Material for this task:
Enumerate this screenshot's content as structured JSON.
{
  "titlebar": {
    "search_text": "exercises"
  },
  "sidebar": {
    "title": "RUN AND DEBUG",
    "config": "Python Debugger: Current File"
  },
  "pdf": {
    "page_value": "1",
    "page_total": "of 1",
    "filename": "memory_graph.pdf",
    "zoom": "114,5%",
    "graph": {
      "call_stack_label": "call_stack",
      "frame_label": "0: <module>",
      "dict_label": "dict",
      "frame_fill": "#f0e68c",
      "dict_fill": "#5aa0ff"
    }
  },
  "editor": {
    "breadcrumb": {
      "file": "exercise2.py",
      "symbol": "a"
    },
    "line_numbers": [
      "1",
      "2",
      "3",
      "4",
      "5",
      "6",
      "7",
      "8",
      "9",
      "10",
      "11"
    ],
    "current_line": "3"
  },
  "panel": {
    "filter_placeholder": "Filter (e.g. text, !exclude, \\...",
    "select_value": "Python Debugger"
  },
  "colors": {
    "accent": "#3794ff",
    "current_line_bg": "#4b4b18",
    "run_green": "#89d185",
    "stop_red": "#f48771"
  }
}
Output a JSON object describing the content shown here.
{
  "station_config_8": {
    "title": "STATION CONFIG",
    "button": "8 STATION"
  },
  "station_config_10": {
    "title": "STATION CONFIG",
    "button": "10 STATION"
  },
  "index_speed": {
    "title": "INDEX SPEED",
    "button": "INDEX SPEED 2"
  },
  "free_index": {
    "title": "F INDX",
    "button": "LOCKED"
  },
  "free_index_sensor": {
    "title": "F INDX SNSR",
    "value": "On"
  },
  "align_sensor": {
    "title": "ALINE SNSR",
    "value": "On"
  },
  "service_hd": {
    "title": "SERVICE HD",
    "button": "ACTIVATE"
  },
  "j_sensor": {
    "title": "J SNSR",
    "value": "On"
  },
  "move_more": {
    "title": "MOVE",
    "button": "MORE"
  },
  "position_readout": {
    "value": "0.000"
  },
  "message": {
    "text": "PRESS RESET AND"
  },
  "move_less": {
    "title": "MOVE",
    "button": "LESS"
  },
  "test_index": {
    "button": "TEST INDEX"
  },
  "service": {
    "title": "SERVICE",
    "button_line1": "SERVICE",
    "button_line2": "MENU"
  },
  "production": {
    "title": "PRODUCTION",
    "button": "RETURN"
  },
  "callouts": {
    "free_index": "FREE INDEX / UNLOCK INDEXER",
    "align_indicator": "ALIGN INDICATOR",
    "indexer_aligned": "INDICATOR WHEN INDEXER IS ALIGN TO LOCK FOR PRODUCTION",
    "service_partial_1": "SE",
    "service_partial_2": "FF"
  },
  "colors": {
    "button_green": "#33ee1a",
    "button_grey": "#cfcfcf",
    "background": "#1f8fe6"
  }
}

Given instruction: Working from the listing above, pick out every line that has "JSON" and copy it.

Solution to this task:
Enumerate this screenshot's content as structured JSON.
Output a JSON object describing the content shown here.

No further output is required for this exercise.